Goal of the exercise:
In the data below, find every line with the string "footnote" and pull it out.
════
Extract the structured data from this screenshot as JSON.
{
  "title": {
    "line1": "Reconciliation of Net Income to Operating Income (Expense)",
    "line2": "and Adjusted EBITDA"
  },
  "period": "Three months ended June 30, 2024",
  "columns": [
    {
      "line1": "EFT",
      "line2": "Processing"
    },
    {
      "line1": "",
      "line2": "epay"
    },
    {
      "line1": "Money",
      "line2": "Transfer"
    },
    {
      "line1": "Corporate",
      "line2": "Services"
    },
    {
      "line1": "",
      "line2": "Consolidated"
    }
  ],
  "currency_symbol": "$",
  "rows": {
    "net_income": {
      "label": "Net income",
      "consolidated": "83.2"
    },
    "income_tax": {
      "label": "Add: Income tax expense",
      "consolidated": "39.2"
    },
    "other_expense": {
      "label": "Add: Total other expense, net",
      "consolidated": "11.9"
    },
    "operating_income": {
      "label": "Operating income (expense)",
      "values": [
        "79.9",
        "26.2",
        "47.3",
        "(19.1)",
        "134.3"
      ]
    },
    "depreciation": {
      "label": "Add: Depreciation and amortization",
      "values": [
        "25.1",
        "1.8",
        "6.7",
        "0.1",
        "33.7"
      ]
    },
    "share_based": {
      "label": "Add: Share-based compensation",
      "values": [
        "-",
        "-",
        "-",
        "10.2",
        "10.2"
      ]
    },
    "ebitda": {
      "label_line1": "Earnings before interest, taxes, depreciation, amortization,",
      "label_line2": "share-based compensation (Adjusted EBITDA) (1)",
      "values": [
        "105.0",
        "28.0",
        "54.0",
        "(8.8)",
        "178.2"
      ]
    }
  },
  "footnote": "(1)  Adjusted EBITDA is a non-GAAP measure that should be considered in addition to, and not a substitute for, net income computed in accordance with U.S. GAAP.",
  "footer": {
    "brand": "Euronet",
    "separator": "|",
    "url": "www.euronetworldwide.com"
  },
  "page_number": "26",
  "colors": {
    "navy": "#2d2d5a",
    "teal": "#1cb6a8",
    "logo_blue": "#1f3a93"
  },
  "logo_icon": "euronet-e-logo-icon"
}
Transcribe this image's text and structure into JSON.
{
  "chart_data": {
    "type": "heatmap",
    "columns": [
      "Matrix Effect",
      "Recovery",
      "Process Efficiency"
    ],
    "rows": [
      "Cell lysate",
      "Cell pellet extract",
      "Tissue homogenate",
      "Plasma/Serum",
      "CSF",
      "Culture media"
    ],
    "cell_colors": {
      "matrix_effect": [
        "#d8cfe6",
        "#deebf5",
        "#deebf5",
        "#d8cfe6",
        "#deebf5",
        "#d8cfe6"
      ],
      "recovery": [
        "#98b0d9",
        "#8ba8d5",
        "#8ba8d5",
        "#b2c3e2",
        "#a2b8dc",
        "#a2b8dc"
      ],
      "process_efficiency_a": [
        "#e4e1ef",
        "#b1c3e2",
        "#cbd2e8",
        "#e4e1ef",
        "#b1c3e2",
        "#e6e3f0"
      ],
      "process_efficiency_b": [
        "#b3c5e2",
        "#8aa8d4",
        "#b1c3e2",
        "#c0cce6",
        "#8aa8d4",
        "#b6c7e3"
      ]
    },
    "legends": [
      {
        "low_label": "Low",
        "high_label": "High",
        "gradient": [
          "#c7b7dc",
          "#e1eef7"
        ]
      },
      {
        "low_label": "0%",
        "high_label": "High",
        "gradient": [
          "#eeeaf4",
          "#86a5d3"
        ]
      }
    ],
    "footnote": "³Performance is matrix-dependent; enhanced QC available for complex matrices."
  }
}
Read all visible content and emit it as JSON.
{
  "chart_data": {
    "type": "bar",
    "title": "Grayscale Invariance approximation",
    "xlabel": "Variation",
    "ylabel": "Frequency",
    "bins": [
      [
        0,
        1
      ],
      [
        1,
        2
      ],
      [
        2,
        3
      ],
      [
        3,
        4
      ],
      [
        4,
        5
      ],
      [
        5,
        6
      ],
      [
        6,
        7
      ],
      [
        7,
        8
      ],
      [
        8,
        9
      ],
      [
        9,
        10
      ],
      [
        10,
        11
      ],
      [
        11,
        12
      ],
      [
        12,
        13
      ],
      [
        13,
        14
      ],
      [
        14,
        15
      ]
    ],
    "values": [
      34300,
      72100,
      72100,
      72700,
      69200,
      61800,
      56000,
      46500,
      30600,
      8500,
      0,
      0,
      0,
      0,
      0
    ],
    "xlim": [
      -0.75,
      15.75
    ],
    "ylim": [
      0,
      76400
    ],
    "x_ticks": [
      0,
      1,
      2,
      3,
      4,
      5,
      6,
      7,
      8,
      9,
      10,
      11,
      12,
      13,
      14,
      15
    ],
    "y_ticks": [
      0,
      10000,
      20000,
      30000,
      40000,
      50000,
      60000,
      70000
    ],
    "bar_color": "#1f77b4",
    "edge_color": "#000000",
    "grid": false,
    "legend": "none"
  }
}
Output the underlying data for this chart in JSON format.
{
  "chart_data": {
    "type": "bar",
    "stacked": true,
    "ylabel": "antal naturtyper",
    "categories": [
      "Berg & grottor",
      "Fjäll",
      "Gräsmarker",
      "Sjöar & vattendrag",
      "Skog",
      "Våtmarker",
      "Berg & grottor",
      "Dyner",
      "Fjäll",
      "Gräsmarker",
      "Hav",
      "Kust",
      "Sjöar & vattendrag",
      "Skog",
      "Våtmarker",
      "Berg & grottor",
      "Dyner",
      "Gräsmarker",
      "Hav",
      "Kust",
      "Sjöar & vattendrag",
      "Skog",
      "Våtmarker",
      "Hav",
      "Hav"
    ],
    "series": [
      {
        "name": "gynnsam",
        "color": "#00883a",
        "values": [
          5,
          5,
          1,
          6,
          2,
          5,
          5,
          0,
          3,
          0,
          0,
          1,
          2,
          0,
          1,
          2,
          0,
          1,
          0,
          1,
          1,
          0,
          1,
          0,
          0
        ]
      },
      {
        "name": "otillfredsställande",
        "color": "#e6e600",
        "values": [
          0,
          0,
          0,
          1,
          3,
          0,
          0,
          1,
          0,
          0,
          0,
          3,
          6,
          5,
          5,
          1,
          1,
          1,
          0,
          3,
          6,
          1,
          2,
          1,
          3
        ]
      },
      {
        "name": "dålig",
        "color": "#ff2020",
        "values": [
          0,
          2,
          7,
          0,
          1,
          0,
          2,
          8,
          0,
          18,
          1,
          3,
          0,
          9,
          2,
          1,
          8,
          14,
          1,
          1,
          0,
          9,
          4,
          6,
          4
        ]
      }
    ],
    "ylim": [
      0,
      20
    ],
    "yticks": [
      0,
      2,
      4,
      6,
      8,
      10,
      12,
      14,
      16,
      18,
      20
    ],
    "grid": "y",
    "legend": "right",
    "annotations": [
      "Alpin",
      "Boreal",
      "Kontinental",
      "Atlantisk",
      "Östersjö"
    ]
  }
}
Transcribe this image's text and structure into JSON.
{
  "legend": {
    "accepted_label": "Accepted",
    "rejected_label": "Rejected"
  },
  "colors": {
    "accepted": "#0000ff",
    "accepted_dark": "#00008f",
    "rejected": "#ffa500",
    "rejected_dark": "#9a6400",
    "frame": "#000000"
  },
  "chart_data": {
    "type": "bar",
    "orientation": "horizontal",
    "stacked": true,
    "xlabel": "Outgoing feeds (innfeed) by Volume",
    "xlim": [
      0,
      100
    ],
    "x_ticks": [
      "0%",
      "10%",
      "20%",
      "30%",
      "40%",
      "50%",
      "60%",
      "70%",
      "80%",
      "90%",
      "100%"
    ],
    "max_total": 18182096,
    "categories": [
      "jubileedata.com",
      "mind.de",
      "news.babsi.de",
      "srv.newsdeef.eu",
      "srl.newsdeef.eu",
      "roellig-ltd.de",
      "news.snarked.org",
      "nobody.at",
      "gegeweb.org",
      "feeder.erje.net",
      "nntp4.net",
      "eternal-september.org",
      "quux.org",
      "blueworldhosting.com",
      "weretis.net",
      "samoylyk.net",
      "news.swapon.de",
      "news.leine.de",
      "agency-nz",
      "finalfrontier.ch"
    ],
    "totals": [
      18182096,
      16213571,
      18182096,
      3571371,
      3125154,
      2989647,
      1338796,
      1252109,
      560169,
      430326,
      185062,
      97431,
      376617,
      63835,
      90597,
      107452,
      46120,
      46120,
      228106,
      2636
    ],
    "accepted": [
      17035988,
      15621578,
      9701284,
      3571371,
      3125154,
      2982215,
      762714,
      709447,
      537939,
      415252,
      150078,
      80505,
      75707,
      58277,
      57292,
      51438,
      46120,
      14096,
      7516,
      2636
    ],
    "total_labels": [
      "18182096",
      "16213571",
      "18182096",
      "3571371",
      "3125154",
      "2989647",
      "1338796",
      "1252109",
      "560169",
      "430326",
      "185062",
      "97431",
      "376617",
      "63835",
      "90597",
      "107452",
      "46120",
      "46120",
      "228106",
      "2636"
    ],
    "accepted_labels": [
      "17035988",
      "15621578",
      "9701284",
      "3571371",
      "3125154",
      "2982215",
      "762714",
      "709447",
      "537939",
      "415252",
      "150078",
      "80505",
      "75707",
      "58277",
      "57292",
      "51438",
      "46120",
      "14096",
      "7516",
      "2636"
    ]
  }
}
════
Correct answer:
  "footnote": "(1)  Adjusted EBITDA is a non-GAAP measure that should be considered in addition to, and not a substitute for, net income computed in accordance with U.S. GAAP.",
    "footnote": "³Performance is matrix-dependent; enhanced QC available for complex matrices."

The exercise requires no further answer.